=== Kutipan Halaman ===
+ + +

Badung (ANTARA) - Dialog Tingkat Tinggi yang membahas penerapan Kerangka Kerja Sendai di tingkat kawasan dan global mengawali rangkaian kegiatan Platform Global untuk Pengurangan Risiko Bencana (GPDRR) di Bali Nusa Dua Convention Center (BNDCC), Badung, Bali, Rabu.
Pertemuan itu, yang digelar dalam format diskusi panel, menghadirkan sejumlah pejabat tinggi seperti menteri, kepala lembaga, dan anggota parlemen dari negara-negara yang menandatangani Kerangka Kerja Sendai/Sendai Framework.
Dialog Tingkat Tinggi itu, yang berlangsung selama kurang lebih 2 jam, memberi kesempatan bagi para pembicara berbagi pengalaman dalam mencapai sejumlah target yang dicanangkan oleh Kerangka Kerja Sendai.
Kerangka Kerja Sendai merupakan rangkaian target dan panduan bagi negara-negara yang ingin memperkuat kebijakan terkait kesiapsiagaan bencana, dan mengurangi risiko bencana. Dokumen itu telah diadopsi oleh Majelis Umum PBB pada 2015 setelah melalui proses negosiasi sejak Juli 2014.
Baca juga: Kemenparekraf ajak delegasi GPDRR 2022 wisata ke Pura Taman Ayun
Sejak dokumen itu diadopsi oleh PBB pada 2015, sampai saat ini ada 187 negara yang berkomitmen untuk menerapkan isi Kerangka Kerja Sendai. Badan PBB untuk Pengurangan Risiko Bencana (UNDRR) jadi lembaga yang ditugaskan oleh PBB untuk mengawal penerapan Kerangka Kerja Sendai oleh negara-negara anggota, sementara itu GPDRR jadi acara tahunan yang digelar untuk mengevaluasi penerapan Kerangka Kerja Sendai.

+ + +

[Item yang terdapat dalam sebuah dataset]
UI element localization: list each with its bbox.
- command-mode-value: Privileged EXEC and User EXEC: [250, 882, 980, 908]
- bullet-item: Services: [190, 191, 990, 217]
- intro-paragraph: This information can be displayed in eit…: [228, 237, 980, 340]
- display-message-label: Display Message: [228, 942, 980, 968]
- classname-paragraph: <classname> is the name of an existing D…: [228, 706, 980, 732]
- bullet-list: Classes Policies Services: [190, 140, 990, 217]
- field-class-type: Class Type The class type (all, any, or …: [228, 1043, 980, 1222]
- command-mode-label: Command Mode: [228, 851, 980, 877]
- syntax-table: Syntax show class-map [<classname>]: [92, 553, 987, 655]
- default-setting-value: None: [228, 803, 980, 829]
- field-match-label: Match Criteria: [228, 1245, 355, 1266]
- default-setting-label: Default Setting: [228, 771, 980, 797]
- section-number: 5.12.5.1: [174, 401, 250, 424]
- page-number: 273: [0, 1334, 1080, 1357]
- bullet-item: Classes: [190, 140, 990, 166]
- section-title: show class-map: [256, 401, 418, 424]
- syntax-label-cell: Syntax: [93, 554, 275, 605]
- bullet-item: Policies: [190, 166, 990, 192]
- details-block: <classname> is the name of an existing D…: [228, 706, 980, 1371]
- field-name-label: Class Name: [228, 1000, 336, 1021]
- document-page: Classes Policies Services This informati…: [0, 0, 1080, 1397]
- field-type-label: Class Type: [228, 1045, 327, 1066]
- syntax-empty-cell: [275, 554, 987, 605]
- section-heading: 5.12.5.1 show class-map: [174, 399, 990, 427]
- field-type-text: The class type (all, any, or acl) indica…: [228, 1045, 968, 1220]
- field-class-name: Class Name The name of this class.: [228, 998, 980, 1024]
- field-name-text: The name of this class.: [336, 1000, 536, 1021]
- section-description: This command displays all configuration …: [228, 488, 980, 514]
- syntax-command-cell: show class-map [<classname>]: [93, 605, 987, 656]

+ + +

=== Tujuan Latihan ===
Tuliskan ulang sebagian berita tentang Kerangka Kerja Sendai tanpa mengubah apa pun, mulai pada kata-kata yang memuat "Dialog Tingkat Tinggi itu, yang", lalu berhenti sesudah "oleh Kerangka Kerja Sendai.".

=== Ruang Jawaban ===
Dialog Tingkat Tinggi itu, yang berlangsung selama kurang lebih 2 jam, memberi kesempatan bagi para pembicara berbagi pengalaman dalam mencapai sejumlah target yang dicanangkan oleh Kerangka Kerja Sendai.